— Raw records —
— START —
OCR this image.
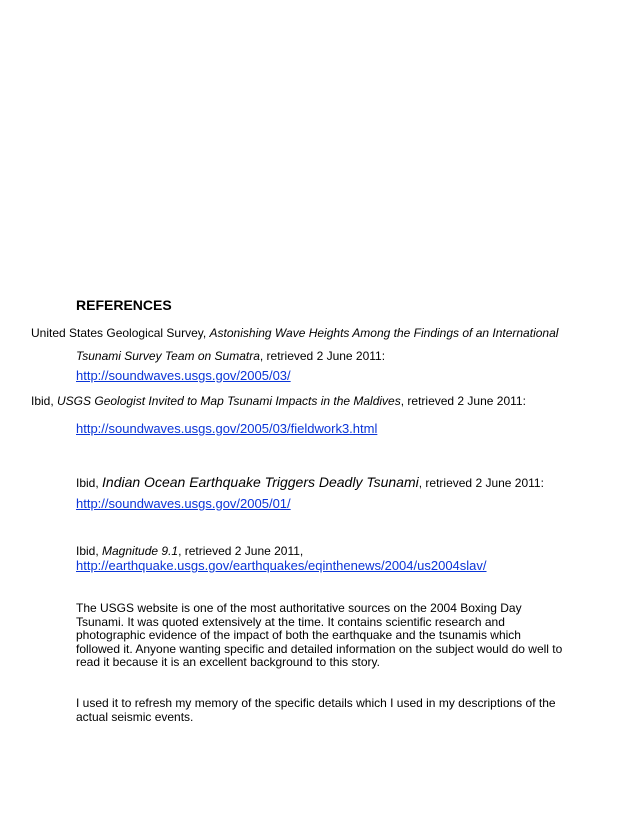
REFERENCES
United States Geological Survey, Astonishing Wave Heights Among the Findings of an International
Tsunami Survey Team on Sumatra, retrieved 2 June 2011:
http://soundwaves.usgs.gov/2005/03/
Ibid, USGS Geologist Invited to Map Tsunami Impacts in the Maldives, retrieved 2 June 2011:
http://soundwaves.usgs.gov/2005/03/fieldwork3.html
Ibid, Indian Ocean Earthquake Triggers Deadly Tsunami, retrieved 2 June 2011:
http://soundwaves.usgs.gov/2005/01/
Ibid, Magnitude 9.1, retrieved 2 June 2011,
http://earthquake.usgs.gov/earthquakes/eqinthenews/2004/us2004slav/
The USGS website is one of the most authoritative sources on the 2004 Boxing Day Tsunami. It was quoted extensively at the time. It contains scientific research and photographic evidence of the impact of both the earthquake and the tsunamis which followed it. Anyone wanting specific and detailed information on the subject would do well to read it because it is an excellent background to this story.
I used it to refresh my memory of the specific details which I used in my descriptions of the actual seismic events.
— END —
— Short task —
Repeat all the records above exactly, leaving out any pictures.

— Expected answer —
OCR this image.
REFERENCES
United States Geological Survey, Astonishing Wave Heights Among the Findings of an International
Tsunami Survey Team on Sumatra, retrieved 2 June 2011:
http://soundwaves.usgs.gov/2005/03/
Ibid, USGS Geologist Invited to Map Tsunami Impacts in the Maldives, retrieved 2 June 2011:
http://soundwaves.usgs.gov/2005/03/fieldwork3.html
Ibid, Indian Ocean Earthquake Triggers Deadly Tsunami, retrieved 2 June 2011:
http://soundwaves.usgs.gov/2005/01/
Ibid, Magnitude 9.1, retrieved 2 June 2011,
http://earthquake.usgs.gov/earthquakes/eqinthenews/2004/us2004slav/
The USGS website is one of the most authoritative sources on the 2004 Boxing Day Tsunami. It was quoted extensively at the time. It contains scientific research and photographic evidence of the impact of both the earthquake and the tsunamis which followed it. Anyone wanting specific and detailed information on the subject would do well to read it because it is an excellent background to this story.
I used it to refresh my memory of the specific details which I used in my descriptions of the actual seismic events.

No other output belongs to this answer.